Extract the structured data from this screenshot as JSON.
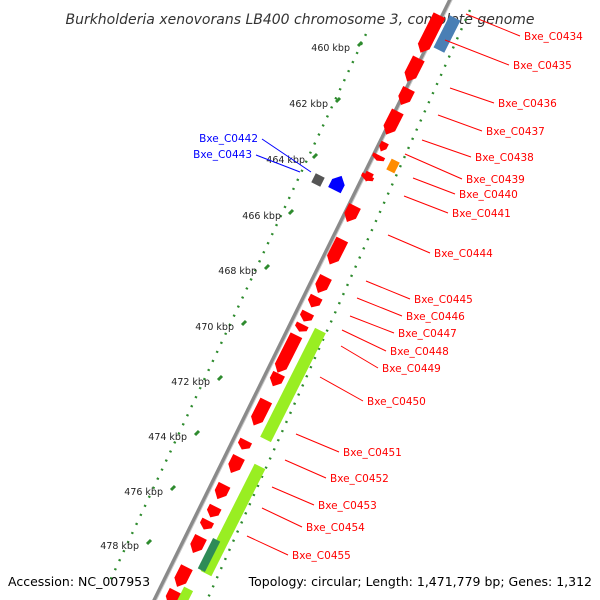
{
  "header": {
    "title": "Burkholderia xenovorans LB400 chromosome 3, complete genome"
  },
  "footer": {
    "accession": "Accession: NC_007953",
    "topology": "Topology: circular; Length: 1,471,779 bp; Genes: 1,312"
  },
  "ticks": [
    "460 kbp",
    "462 kbp",
    "464 kbp",
    "466 kbp",
    "468 kbp",
    "470 kbp",
    "472 kbp",
    "474 kbp",
    "476 kbp",
    "478 kbp"
  ],
  "genes": [
    {
      "name": "Bxe_C0434",
      "color": "#ff0000"
    },
    {
      "name": "Bxe_C0435",
      "color": "#ff0000"
    },
    {
      "name": "Bxe_C0436",
      "color": "#ff0000"
    },
    {
      "name": "Bxe_C0437",
      "color": "#ff0000"
    },
    {
      "name": "Bxe_C0438",
      "color": "#ff0000"
    },
    {
      "name": "Bxe_C0439",
      "color": "#ff0000"
    },
    {
      "name": "Bxe_C0440",
      "color": "#ff0000"
    },
    {
      "name": "Bxe_C0441",
      "color": "#ff0000"
    },
    {
      "name": "Bxe_C0442",
      "color": "#0000ff"
    },
    {
      "name": "Bxe_C0443",
      "color": "#0000ff"
    },
    {
      "name": "Bxe_C0444",
      "color": "#ff0000"
    },
    {
      "name": "Bxe_C0445",
      "color": "#ff0000"
    },
    {
      "name": "Bxe_C0446",
      "color": "#ff0000"
    },
    {
      "name": "Bxe_C0447",
      "color": "#ff0000"
    },
    {
      "name": "Bxe_C0448",
      "color": "#ff0000"
    },
    {
      "name": "Bxe_C0449",
      "color": "#ff0000"
    },
    {
      "name": "Bxe_C0450",
      "color": "#ff0000"
    },
    {
      "name": "Bxe_C0451",
      "color": "#ff0000"
    },
    {
      "name": "Bxe_C0452",
      "color": "#ff0000"
    },
    {
      "name": "Bxe_C0453",
      "color": "#ff0000"
    },
    {
      "name": "Bxe_C0454",
      "color": "#ff0000"
    },
    {
      "name": "Bxe_C0455",
      "color": "#ff0000"
    }
  ],
  "colors": {
    "backbone": "#777777",
    "forward_cds": "#ff0000",
    "reverse_cds": "#ff0000",
    "rna": "#0000ff",
    "misc_feature": "#99ee22",
    "tick_dots": "#2e8b2e",
    "blue_feature": "#4a7fb5",
    "orange_feature": "#ff8c00",
    "dark_green_feature": "#2e8b57"
  }
}
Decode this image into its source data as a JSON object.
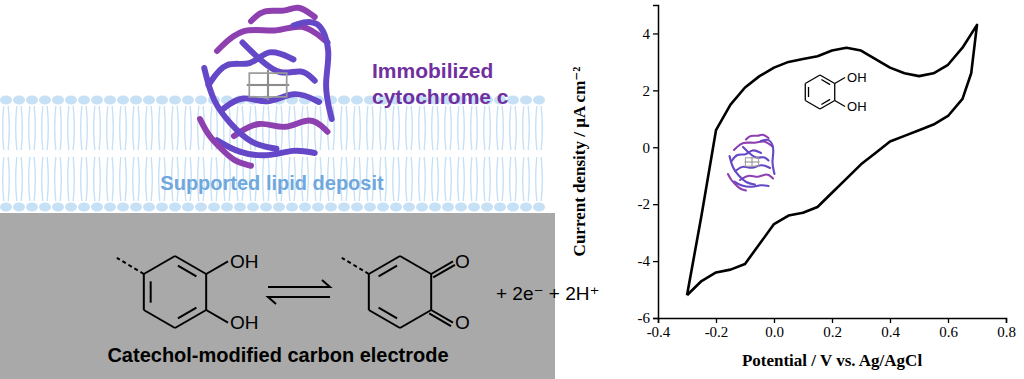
{
  "chart_data": {
    "type": "line",
    "xlabel": "Potential / V vs. Ag/AgCl",
    "ylabel": "Current density / µA cm⁻²",
    "x": [
      -0.3,
      -0.25,
      -0.2,
      -0.15,
      -0.1,
      -0.05,
      0.0,
      0.05,
      0.1,
      0.15,
      0.2,
      0.25,
      0.3,
      0.35,
      0.4,
      0.45,
      0.5,
      0.55,
      0.6,
      0.65,
      0.7,
      0.68,
      0.65,
      0.6,
      0.55,
      0.5,
      0.45,
      0.4,
      0.35,
      0.3,
      0.25,
      0.2,
      0.15,
      0.1,
      0.05,
      0.0,
      -0.05,
      -0.1,
      -0.15,
      -0.2,
      -0.25,
      -0.3
    ],
    "values": [
      -5.2,
      -2.4,
      0.6,
      1.5,
      2.1,
      2.5,
      2.8,
      3.0,
      3.1,
      3.2,
      3.4,
      3.5,
      3.4,
      3.1,
      2.8,
      2.6,
      2.5,
      2.6,
      2.9,
      3.5,
      4.3,
      2.6,
      1.7,
      1.1,
      0.8,
      0.6,
      0.4,
      0.2,
      -0.2,
      -0.6,
      -1.1,
      -1.6,
      -2.1,
      -2.3,
      -2.4,
      -2.7,
      -3.4,
      -4.1,
      -4.3,
      -4.4,
      -4.7,
      -5.2
    ],
    "color": "#000000",
    "xlim": [
      -0.4,
      0.8
    ],
    "ylim": [
      -6,
      5
    ],
    "xticks": [
      -0.4,
      -0.2,
      {
        "value": 0,
        "label": "0.0"
      },
      0.2,
      0.4,
      0.6,
      0.8
    ],
    "yticks": [
      -6,
      -4,
      -2,
      0,
      2,
      4
    ]
  },
  "inset": {
    "groups": [
      "OH",
      "OH"
    ]
  },
  "diagram": {
    "protein_label": [
      "Immobilized",
      "cytochrome c"
    ],
    "lipid_label": "Supported lipid deposit",
    "electrode_label": "Catechol-modified carbon electrode",
    "reactant_groups": [
      "OH",
      "OH"
    ],
    "product_groups": [
      "O",
      "O"
    ],
    "products_text": "+ 2e⁻ + 2H⁺"
  }
}
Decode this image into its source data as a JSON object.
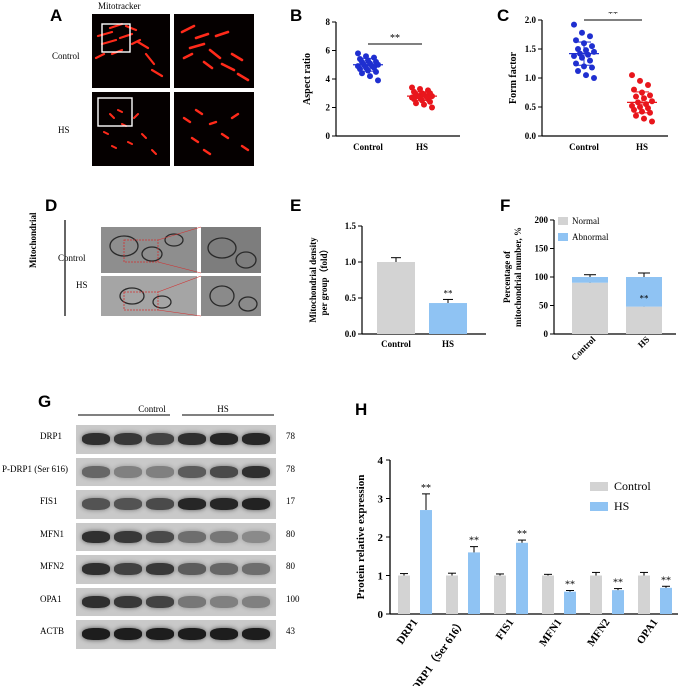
{
  "panels": {
    "A": {
      "label": "A",
      "stain": "Mitotracker",
      "row_labels": [
        "Control",
        "HS"
      ]
    },
    "D": {
      "label": "D",
      "side_label": "Mitochondrial",
      "row_labels": [
        "Control",
        "HS"
      ]
    },
    "G": {
      "label": "G",
      "group_labels": [
        "Control",
        "HS"
      ],
      "rows": [
        {
          "protein": "DRP1",
          "kda": "78"
        },
        {
          "protein": "P-DRP1 (Ser 616)",
          "kda": "78"
        },
        {
          "protein": "FIS1",
          "kda": "17"
        },
        {
          "protein": "MFN1",
          "kda": "80"
        },
        {
          "protein": "MFN2",
          "kda": "80"
        },
        {
          "protein": "OPA1",
          "kda": "100"
        },
        {
          "protein": "ACTB",
          "kda": "43"
        }
      ]
    }
  },
  "colors": {
    "control_blue": "#1f2fd0",
    "hs_red": "#e8161c",
    "bar_gray": "#d3d3d3",
    "bar_blue": "#8fc3f3"
  },
  "chart_data": [
    {
      "panel": "B",
      "type": "scatter",
      "categories": [
        "Control",
        "HS"
      ],
      "ylabel": "Aspect ratio",
      "ylim": [
        0,
        8
      ],
      "yticks": [
        0,
        2,
        4,
        6,
        8
      ],
      "significance": "**",
      "series": [
        {
          "name": "Control",
          "mean": 5.0,
          "sd": 0.45,
          "values": [
            5.8,
            5.6,
            5.5,
            5.4,
            5.3,
            5.2,
            5.2,
            5.1,
            5.0,
            5.0,
            4.9,
            4.9,
            4.8,
            4.8,
            4.7,
            4.6,
            4.5,
            4.4,
            4.2,
            3.9
          ]
        },
        {
          "name": "HS",
          "mean": 2.8,
          "sd": 0.3,
          "values": [
            3.4,
            3.3,
            3.2,
            3.1,
            3.0,
            3.0,
            2.9,
            2.9,
            2.8,
            2.8,
            2.8,
            2.7,
            2.7,
            2.6,
            2.6,
            2.5,
            2.4,
            2.3,
            2.2,
            2.0
          ]
        }
      ]
    },
    {
      "panel": "C",
      "type": "scatter",
      "categories": [
        "Control",
        "HS"
      ],
      "ylabel": "Form factor",
      "ylim": [
        0,
        2.0
      ],
      "yticks": [
        0.0,
        0.5,
        1.0,
        1.5,
        2.0
      ],
      "significance": "**",
      "series": [
        {
          "name": "Control",
          "mean": 1.42,
          "sd": 0.2,
          "values": [
            1.92,
            1.78,
            1.72,
            1.65,
            1.6,
            1.55,
            1.5,
            1.48,
            1.45,
            1.42,
            1.4,
            1.38,
            1.35,
            1.3,
            1.25,
            1.2,
            1.18,
            1.12,
            1.05,
            1.0
          ]
        },
        {
          "name": "HS",
          "mean": 0.58,
          "sd": 0.18,
          "values": [
            1.05,
            0.95,
            0.88,
            0.8,
            0.75,
            0.7,
            0.68,
            0.65,
            0.6,
            0.58,
            0.55,
            0.52,
            0.5,
            0.48,
            0.45,
            0.42,
            0.4,
            0.35,
            0.3,
            0.25
          ]
        }
      ]
    },
    {
      "panel": "E",
      "type": "bar",
      "categories": [
        "Control",
        "HS"
      ],
      "values": [
        1.0,
        0.43
      ],
      "errors": [
        0.06,
        0.05
      ],
      "annotations": [
        "",
        "**"
      ],
      "ylabel_lines": [
        "Mitochondrial density",
        "per group（fold）"
      ],
      "ylim": [
        0,
        1.5
      ],
      "yticks": [
        "0.0",
        "0.5",
        "1.0",
        "1.5"
      ]
    },
    {
      "panel": "F",
      "type": "bar",
      "stacked": true,
      "categories": [
        "Control",
        "HS"
      ],
      "series": [
        {
          "name": "Normal",
          "values": [
            90,
            48
          ],
          "errors": [
            3,
            4
          ]
        },
        {
          "name": "Abnormal",
          "values": [
            10,
            52
          ],
          "errors": [
            4,
            7
          ]
        }
      ],
      "annotations": [
        "",
        "**"
      ],
      "ylabel_lines": [
        "Percentage of",
        "mitochondrial number, %"
      ],
      "ylim": [
        0,
        200
      ],
      "yticks": [
        "0",
        "50",
        "100",
        "150",
        "200"
      ],
      "legend_position": "top-left"
    },
    {
      "panel": "H",
      "type": "bar",
      "categories": [
        "DRP1",
        "P-DRP1（Ser 616）",
        "FIS1",
        "MFN1",
        "MFN2",
        "OPA1"
      ],
      "series": [
        {
          "name": "Control",
          "values": [
            1.0,
            1.0,
            1.0,
            1.0,
            1.0,
            1.0
          ],
          "errors": [
            0.05,
            0.06,
            0.04,
            0.03,
            0.08,
            0.08
          ]
        },
        {
          "name": "HS",
          "values": [
            2.7,
            1.6,
            1.85,
            0.58,
            0.62,
            0.68
          ],
          "errors": [
            0.42,
            0.15,
            0.07,
            0.03,
            0.04,
            0.04
          ]
        }
      ],
      "annotations": [
        "**",
        "**",
        "**",
        "**",
        "**",
        "**"
      ],
      "ylabel": "Protein relative expression",
      "ylim": [
        0,
        4
      ],
      "yticks": [
        "0",
        "1",
        "2",
        "3",
        "4"
      ],
      "legend_position": "top-right"
    }
  ]
}
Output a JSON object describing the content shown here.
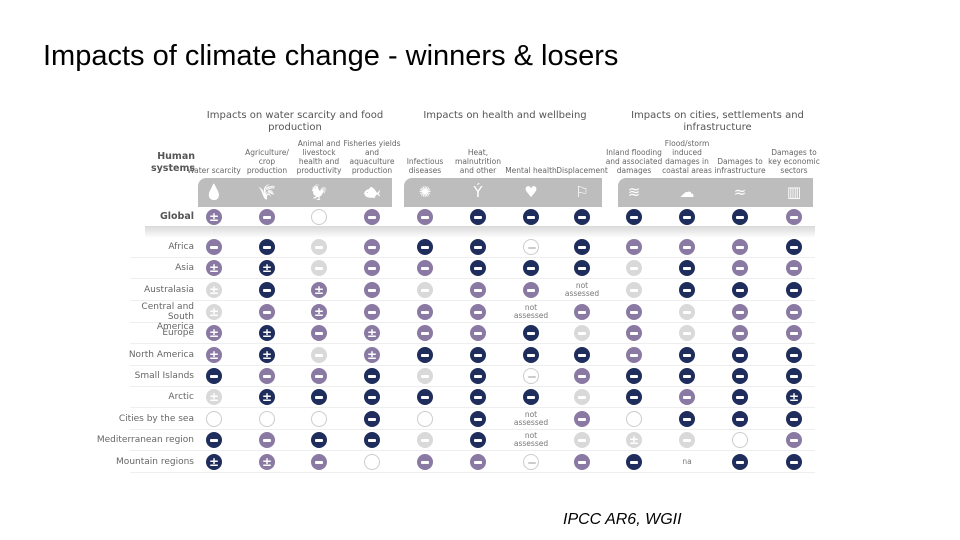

-*-

- **Problem details**
The answer must be every line from the records above that contains the word "JSON", copied in full.

- **Answer to the exercise**
Extract the structured data from this screenshot as JSON.
Decode this image into its source data as a JSON object.
Decode this image into its source data as a JSON object.
Output a JSON object describing the content shown here.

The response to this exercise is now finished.